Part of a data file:

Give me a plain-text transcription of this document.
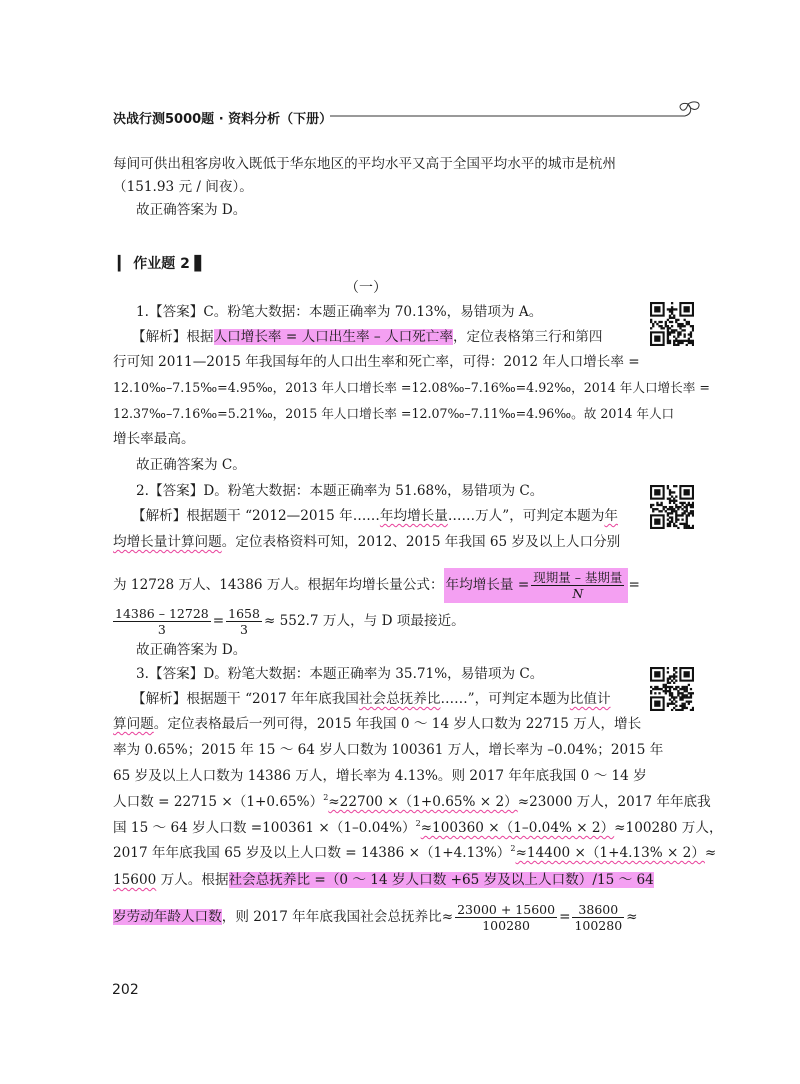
决战行测5000题 · 资料分析（下册）
每间可供出租客房收入既低于华东地区的平均水平又高于全国平均水平的城市是杭州
（151.93 元 / 间夜）。
故正确答案为 D。
▎ 作业题 2 ▋
（一）
1.【答案】C。粉笔大数据：本题正确率为 70.13%，易错项为 A。
【解析】根据人口增长率 = 人口出生率 – 人口死亡率，定位表格第三行和第四
行可知 2011—2015 年我国每年的人口出生率和死亡率，可得：2012 年人口增长率 =
12.10‰–7.15‰=4.95‰，2013 年人口增长率 =12.08‰–7.16‰=4.92‰，2014 年人口增长率 =
12.37‰–7.16‰=5.21‰，2015 年人口增长率 =12.07‰–7.11‰=4.96‰。故 2014 年人口
增长率最高。
故正确答案为 C。
2.【答案】D。粉笔大数据：本题正确率为 51.68%，易错项为 C。
【解析】根据题干 “2012—2015 年……年均增长量……万人”，可判定本题为年
均增长量计算问题。定位表格资料可知，2012、2015 年我国 65 岁及以上人口分别
为 12728 万人、14386 万人。根据年均增长量公式： 年均增长量 = $\frac{\text{现期量 – 基期量}}{N}$ =
$\frac{14386 - 12728}{3} = \frac{1658}{3} \approx 552.7$ 万人，与 D 项最接近。
故正确答案为 D。
3.【答案】D。粉笔大数据：本题正确率为 35.71%，易错项为 C。
【解析】根据题干 “2017 年年底我国社会总抚养比……”，可判定本题为比值计
算问题。定位表格最后一列可得，2015 年我国 0 ～ 14 岁人口数为 22715 万人，增长
率为 0.65%；2015 年 15 ～ 64 岁人口数为 100361 万人，增长率为 –0.04%；2015 年
65 岁及以上人口数为 14386 万人，增长率为 4.13%。则 2017 年年底我国 0 ～ 14 岁
人口数 = $22715 \times(1+0.65\%)^2\approx 22700 \times(1+0.65\% \times 2)\approx 23000$ 万人，2017 年年底我
国 15 ～ 64 岁人口数 $=100361 \times(1-0.04\%)^2\approx 100360 \times(1-0.04\% \times 2)\approx 100280$ 万人，
2017 年年底我国 65 岁及以上人口数 = $14386 \times(1+4.13\%)^2\approx 14400 \times(1+4.13\% \times 2)\approx$
15600 万人。根据社会总抚养比 =（0 ～ 14 岁人口数 +65 岁及以上人口数）/15 ～ 64
岁劳动年龄人口数，则 2017 年年底我国社会总抚养比≈ $\frac{23000 + 15600}{100280} = \frac{38600}{100280}$ ≈
202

_GOAL_
Tally how many lines in the material above hold the word "approx". Write only that number.

_WRITTEN RESPONSE_
4